▶ [CHALLENGE]: Omit the pictures and output every entry below exactly as written.
--- DATA RECORDS ---
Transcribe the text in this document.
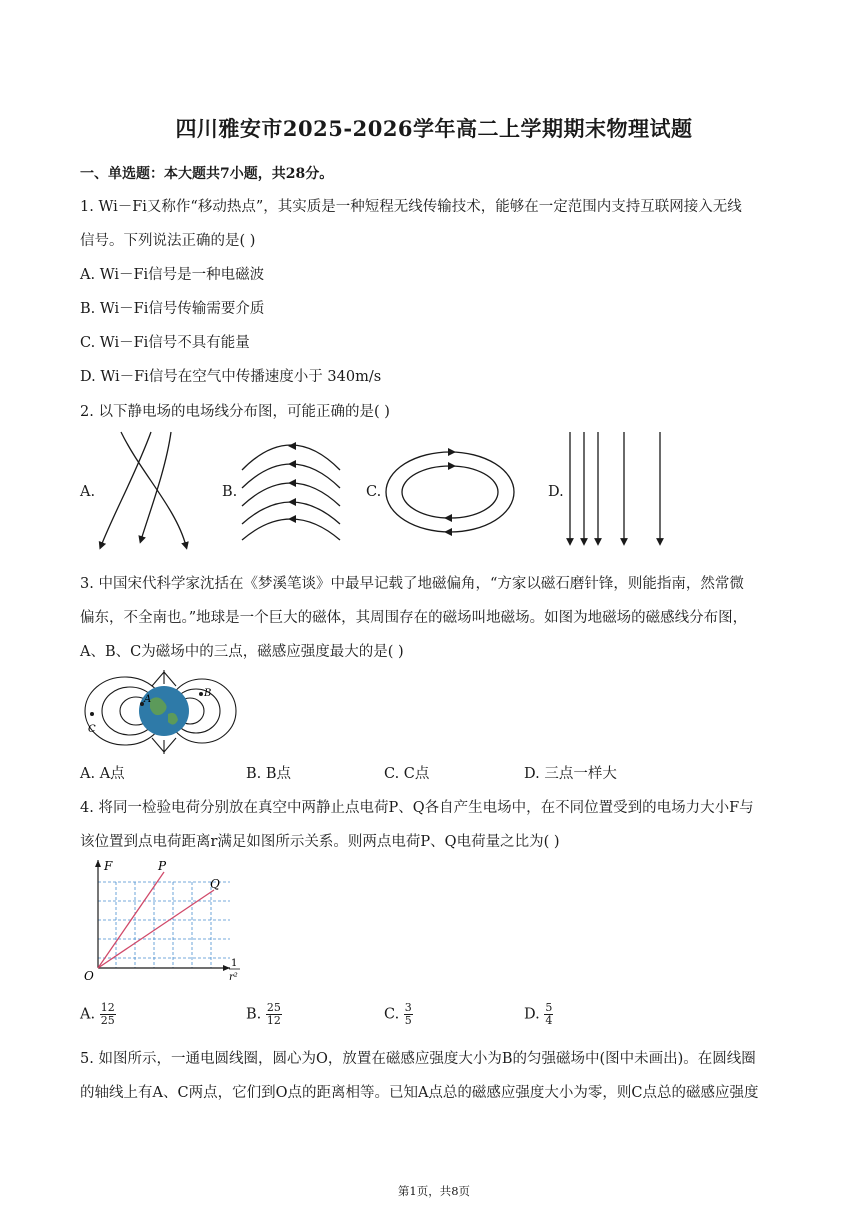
四川雅安市2025-2026学年高二上学期期末物理试题
一、单选题：本大题共7小题，共28分。
1. Wi－Fi又称作“移动热点”，其实质是一种短程无线传输技术，能够在一定范围内支持互联网接入无线
信号。下列说法正确的是( )
A. Wi－Fi信号是一种电磁波
B. Wi－Fi信号传输需要介质
C. Wi－Fi信号不具有能量
D. Wi－Fi信号在空气中传播速度小于 340m/s
2. 以下静电场的电场线分布图，可能正确的是( )
A.	B.	C.	D.
3. 中国宋代科学家沈括在《梦溪笔谈》中最早记载了地磁偏角，“方家以磁石磨针锋，则能指南，然常微
偏东，不全南也。”地球是一个巨大的磁体，其周围存在的磁场叫地磁场。如图为地磁场的磁感线分布图，
A、B、C为磁场中的三点，磁感应强度最大的是( )
B
C
A
A. A点	B. B点	C. C点	D. 三点一样大
4. 将同一检验电荷分别放在真空中两静止点电荷P、Q各自产生电场中，在不同位置受到的电场力大小F与
该位置到点电荷距离r满足如图所示关系。则两点电荷P、Q电荷量之比为( )
F	P
Q
O
1
r²
A. $\frac{12}{25}$	B. $\frac{25}{12}$	C. $\frac{3}{5}$	D. $\frac{5}{4}$
5. 如图所示，一通电圆线圈，圆心为O，放置在磁感应强度大小为B的匀强磁场中(图中未画出)。在圆线圈
的轴线上有A、C两点，它们到O点的距离相等。已知A点总的磁感应强度大小为零，则C点总的磁感应强度
第1页，共8页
---
▶ [FULL ANSWER]:
Transcribe the text in this document.
四川雅安市2025-2026学年高二上学期期末物理试题
一、单选题：本大题共7小题，共28分。
1. Wi－Fi又称作“移动热点”，其实质是一种短程无线传输技术，能够在一定范围内支持互联网接入无线
信号。下列说法正确的是( )
A. Wi－Fi信号是一种电磁波
B. Wi－Fi信号传输需要介质
C. Wi－Fi信号不具有能量
D. Wi－Fi信号在空气中传播速度小于 340m/s
2. 以下静电场的电场线分布图，可能正确的是( )
A.	B.	C.	D.
3. 中国宋代科学家沈括在《梦溪笔谈》中最早记载了地磁偏角，“方家以磁石磨针锋，则能指南，然常微
偏东，不全南也。”地球是一个巨大的磁体，其周围存在的磁场叫地磁场。如图为地磁场的磁感线分布图，
A、B、C为磁场中的三点，磁感应强度最大的是( )
B
C
A
A. A点	B. B点	C. C点	D. 三点一样大
4. 将同一检验电荷分别放在真空中两静止点电荷P、Q各自产生电场中，在不同位置受到的电场力大小F与
该位置到点电荷距离r满足如图所示关系。则两点电荷P、Q电荷量之比为( )
F	P
Q
O
1
r²
A. $\frac{12}{25}$	B. $\frac{25}{12}$	C. $\frac{3}{5}$	D. $\frac{5}{4}$
5. 如图所示，一通电圆线圈，圆心为O，放置在磁感应强度大小为B的匀强磁场中(图中未画出)。在圆线圈
的轴线上有A、C两点，它们到O点的距离相等。已知A点总的磁感应强度大小为零，则C点总的磁感应强度
第1页，共8页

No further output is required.